● Given request:
Collect every line of the records below that contains the word "Output".

● Supplied information:

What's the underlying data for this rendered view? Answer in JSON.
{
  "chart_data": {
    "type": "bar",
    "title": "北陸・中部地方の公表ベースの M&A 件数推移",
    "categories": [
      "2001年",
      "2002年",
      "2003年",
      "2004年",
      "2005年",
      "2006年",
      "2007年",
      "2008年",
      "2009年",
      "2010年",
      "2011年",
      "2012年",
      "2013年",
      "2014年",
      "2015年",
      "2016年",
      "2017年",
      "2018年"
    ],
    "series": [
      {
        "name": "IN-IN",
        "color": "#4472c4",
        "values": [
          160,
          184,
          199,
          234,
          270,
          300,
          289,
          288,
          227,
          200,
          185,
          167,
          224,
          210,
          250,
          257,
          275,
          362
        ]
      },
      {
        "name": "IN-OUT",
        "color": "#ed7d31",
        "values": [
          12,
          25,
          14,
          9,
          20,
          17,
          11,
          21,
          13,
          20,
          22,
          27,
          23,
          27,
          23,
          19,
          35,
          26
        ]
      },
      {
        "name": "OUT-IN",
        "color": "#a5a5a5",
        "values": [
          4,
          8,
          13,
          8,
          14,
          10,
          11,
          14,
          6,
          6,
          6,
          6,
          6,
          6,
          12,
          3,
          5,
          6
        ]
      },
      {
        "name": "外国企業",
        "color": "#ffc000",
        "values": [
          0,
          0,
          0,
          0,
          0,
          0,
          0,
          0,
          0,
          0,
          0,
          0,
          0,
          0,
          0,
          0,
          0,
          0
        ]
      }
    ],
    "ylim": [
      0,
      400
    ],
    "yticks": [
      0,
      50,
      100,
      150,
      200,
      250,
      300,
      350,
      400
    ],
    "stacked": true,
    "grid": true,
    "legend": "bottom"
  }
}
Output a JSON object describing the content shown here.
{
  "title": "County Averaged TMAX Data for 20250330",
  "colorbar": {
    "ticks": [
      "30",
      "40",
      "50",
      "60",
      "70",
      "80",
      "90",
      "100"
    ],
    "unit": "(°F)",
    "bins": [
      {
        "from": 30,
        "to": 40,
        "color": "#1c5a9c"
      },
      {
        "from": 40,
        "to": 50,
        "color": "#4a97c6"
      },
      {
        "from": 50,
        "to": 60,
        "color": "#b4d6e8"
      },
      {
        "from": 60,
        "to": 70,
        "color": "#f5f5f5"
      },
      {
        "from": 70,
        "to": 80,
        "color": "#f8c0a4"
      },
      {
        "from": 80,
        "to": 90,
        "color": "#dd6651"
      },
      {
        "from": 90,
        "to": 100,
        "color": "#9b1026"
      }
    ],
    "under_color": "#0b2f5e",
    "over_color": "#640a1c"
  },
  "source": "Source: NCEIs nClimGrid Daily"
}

---

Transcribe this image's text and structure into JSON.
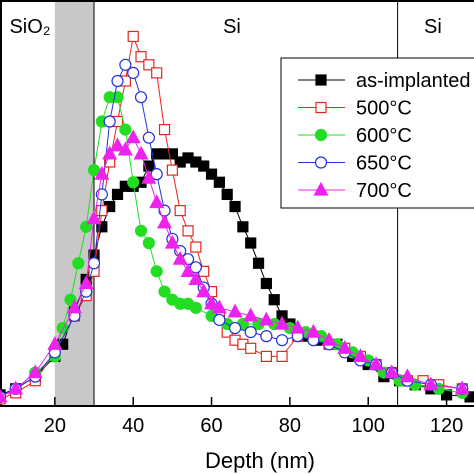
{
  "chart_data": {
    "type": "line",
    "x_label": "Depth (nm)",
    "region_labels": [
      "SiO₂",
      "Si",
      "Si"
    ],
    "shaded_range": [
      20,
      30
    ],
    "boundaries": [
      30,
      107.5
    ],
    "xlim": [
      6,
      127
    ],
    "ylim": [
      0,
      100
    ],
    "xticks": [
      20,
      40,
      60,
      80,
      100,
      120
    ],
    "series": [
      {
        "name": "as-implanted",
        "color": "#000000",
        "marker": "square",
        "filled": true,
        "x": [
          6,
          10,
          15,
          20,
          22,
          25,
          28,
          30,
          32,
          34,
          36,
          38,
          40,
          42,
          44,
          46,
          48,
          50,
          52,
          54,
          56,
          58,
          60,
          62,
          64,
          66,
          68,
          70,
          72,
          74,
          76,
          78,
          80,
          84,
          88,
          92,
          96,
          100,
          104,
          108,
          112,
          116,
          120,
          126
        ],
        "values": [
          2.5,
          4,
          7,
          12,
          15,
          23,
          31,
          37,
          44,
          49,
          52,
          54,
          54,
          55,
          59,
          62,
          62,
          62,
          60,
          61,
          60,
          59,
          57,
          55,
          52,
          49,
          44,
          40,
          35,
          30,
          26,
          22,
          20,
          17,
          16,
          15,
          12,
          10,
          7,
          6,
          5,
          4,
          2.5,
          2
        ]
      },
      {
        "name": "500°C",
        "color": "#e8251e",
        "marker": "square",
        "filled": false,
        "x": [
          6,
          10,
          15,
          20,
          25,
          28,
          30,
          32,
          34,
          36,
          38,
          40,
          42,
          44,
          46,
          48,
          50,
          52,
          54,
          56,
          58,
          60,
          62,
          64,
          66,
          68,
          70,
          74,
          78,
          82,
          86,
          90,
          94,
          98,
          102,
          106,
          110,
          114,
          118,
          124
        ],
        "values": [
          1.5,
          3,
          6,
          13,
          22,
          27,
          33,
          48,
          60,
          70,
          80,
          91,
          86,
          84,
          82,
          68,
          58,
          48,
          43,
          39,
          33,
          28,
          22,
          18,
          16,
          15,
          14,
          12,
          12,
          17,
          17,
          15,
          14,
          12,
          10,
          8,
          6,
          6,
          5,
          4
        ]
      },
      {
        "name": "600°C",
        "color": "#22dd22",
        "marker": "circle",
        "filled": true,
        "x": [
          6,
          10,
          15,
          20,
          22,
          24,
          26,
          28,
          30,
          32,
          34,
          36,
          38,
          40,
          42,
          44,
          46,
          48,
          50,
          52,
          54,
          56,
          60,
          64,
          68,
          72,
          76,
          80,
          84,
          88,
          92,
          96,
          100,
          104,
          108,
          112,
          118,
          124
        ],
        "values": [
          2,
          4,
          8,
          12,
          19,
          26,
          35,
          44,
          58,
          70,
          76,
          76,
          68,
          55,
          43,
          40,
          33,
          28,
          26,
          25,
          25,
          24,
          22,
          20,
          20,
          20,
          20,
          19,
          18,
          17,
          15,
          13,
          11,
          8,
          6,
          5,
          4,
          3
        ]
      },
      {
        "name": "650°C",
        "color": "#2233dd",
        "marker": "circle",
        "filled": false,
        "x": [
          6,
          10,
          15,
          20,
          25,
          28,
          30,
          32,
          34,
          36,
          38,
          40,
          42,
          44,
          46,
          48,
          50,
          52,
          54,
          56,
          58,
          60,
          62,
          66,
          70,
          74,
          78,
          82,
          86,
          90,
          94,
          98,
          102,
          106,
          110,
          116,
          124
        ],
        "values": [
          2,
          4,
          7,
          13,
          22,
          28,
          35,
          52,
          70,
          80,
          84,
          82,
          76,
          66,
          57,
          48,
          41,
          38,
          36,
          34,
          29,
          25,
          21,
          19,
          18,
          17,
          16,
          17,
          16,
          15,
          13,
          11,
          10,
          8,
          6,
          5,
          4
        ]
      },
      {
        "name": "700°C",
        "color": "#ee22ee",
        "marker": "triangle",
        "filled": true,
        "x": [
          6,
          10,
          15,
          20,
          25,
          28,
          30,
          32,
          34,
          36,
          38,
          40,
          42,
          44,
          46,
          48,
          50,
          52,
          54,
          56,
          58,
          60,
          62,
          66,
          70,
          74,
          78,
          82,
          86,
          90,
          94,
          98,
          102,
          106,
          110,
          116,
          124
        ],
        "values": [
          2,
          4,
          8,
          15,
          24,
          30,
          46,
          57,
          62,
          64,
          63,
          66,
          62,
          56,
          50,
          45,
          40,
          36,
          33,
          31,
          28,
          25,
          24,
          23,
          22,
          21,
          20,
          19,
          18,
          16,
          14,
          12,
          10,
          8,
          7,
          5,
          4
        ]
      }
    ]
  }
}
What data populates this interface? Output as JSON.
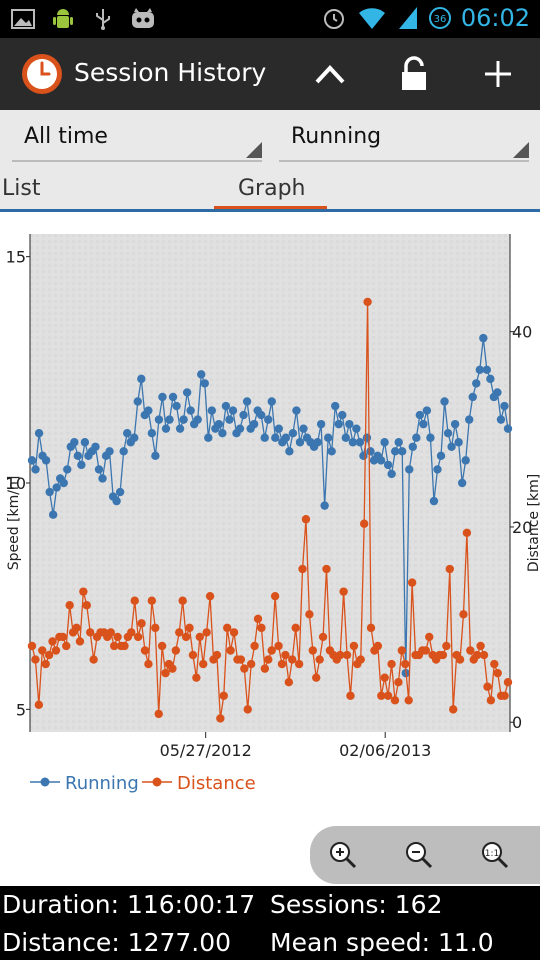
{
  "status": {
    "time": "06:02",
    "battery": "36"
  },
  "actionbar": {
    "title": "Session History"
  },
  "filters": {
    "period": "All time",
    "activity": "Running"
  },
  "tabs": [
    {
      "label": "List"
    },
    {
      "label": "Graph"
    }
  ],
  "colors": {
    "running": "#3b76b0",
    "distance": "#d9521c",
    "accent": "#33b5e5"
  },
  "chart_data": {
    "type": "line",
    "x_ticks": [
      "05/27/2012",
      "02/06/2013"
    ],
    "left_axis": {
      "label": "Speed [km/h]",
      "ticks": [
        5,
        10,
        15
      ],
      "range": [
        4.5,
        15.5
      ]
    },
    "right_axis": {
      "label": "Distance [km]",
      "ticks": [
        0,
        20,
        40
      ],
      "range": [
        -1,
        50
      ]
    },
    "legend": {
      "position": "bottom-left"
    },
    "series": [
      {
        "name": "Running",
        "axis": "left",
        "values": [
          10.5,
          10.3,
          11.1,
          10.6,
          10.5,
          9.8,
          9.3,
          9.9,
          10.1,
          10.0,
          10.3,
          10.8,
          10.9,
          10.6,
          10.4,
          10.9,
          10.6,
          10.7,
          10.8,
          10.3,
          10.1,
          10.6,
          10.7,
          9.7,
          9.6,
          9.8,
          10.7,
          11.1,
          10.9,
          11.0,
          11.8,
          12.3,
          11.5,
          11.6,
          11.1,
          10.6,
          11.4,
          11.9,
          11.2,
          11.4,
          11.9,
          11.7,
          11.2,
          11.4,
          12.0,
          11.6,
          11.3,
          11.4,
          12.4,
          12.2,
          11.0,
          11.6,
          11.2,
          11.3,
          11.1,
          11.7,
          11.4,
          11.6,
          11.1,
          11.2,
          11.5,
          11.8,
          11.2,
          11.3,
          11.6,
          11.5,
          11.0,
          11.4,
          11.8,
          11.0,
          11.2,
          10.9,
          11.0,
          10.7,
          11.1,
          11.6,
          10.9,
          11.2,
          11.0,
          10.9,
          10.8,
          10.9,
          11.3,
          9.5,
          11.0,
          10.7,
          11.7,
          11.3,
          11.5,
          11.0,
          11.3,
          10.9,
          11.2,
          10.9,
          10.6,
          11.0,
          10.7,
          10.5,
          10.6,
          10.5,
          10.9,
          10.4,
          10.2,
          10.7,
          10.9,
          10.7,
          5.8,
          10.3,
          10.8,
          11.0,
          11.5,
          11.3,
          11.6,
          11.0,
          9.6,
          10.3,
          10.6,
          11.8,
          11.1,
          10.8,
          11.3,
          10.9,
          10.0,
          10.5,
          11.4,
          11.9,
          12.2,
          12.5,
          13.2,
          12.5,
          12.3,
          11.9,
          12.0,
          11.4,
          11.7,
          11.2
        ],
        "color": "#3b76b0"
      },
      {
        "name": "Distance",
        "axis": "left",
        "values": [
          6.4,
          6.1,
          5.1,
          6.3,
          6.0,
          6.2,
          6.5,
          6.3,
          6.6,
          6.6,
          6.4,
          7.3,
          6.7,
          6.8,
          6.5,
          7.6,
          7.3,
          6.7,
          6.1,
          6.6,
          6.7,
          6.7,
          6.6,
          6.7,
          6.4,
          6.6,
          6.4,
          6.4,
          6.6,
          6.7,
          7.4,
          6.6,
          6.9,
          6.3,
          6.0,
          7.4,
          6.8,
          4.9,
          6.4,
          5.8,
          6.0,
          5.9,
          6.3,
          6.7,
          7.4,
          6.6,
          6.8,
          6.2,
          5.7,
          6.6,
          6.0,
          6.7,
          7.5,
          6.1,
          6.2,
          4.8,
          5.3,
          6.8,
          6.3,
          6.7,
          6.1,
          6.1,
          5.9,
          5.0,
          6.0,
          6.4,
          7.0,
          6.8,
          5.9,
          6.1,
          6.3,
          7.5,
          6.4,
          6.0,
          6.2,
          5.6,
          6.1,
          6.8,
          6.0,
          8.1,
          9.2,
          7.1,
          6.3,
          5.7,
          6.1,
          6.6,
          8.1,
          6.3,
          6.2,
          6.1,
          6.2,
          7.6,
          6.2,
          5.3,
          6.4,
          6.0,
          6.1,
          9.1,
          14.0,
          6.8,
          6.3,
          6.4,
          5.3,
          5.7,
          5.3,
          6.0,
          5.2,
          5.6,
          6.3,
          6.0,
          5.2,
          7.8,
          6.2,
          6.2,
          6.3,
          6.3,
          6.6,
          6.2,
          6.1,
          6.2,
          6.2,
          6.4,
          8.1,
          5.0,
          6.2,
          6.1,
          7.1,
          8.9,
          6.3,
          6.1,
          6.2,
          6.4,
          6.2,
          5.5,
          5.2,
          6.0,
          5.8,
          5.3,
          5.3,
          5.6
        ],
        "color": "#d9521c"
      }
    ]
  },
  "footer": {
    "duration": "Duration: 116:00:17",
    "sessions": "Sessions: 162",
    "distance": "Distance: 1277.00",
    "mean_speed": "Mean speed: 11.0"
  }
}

...

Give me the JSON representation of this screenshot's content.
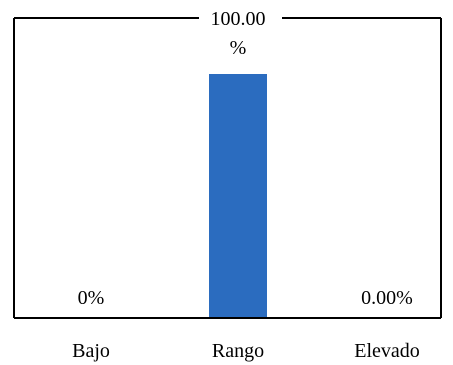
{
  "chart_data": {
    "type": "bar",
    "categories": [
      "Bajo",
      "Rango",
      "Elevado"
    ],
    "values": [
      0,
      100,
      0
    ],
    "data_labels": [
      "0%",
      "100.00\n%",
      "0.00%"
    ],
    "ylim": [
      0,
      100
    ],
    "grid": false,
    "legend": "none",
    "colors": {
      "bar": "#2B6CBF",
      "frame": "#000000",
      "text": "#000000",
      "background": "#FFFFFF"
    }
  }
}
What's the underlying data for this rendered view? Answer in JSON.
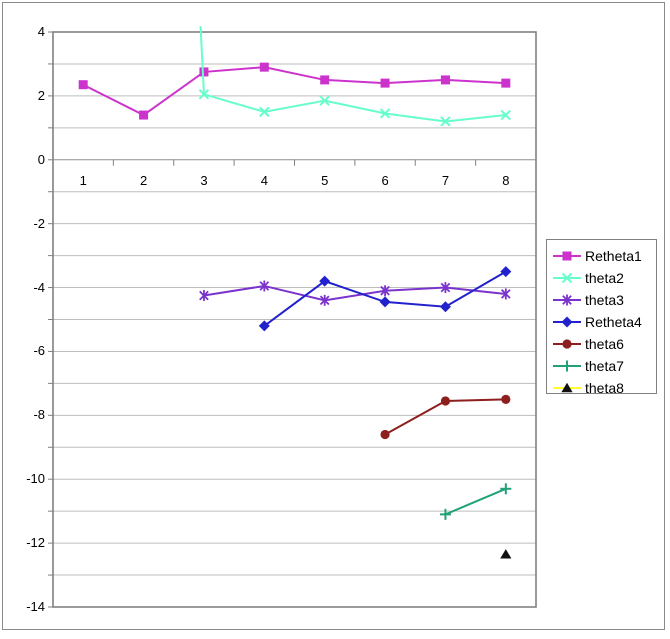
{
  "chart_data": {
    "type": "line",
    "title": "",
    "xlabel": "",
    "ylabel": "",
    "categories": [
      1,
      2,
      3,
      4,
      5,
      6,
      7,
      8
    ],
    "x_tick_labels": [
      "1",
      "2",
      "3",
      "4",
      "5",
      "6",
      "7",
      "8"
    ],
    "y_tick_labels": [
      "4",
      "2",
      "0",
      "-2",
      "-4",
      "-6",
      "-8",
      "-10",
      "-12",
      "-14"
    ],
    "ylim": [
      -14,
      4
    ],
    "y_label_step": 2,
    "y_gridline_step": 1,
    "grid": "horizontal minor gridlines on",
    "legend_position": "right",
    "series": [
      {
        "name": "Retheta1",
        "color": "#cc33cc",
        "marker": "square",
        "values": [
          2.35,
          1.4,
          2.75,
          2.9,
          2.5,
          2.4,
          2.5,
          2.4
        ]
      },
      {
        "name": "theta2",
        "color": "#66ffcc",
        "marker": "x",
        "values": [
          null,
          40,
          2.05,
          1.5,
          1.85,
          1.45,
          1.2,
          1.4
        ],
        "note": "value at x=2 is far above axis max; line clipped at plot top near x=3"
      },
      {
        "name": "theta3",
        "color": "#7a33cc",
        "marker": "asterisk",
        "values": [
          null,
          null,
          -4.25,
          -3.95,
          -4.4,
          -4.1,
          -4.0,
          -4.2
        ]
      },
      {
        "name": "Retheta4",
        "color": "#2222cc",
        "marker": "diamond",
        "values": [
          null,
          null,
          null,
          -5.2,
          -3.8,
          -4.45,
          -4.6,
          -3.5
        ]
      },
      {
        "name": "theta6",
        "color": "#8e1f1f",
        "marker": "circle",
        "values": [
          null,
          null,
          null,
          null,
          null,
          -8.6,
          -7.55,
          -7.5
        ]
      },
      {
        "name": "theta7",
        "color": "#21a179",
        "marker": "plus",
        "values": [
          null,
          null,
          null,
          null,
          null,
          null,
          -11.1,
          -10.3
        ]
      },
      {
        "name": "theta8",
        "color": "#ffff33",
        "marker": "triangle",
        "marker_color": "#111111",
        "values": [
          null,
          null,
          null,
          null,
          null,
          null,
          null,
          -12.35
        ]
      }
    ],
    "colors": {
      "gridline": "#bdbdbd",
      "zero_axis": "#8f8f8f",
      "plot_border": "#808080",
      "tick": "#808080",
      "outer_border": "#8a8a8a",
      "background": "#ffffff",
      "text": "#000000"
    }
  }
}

● Written response:
Output a JSON object describing the content shown here.
What data populates this interface? Output as JSON.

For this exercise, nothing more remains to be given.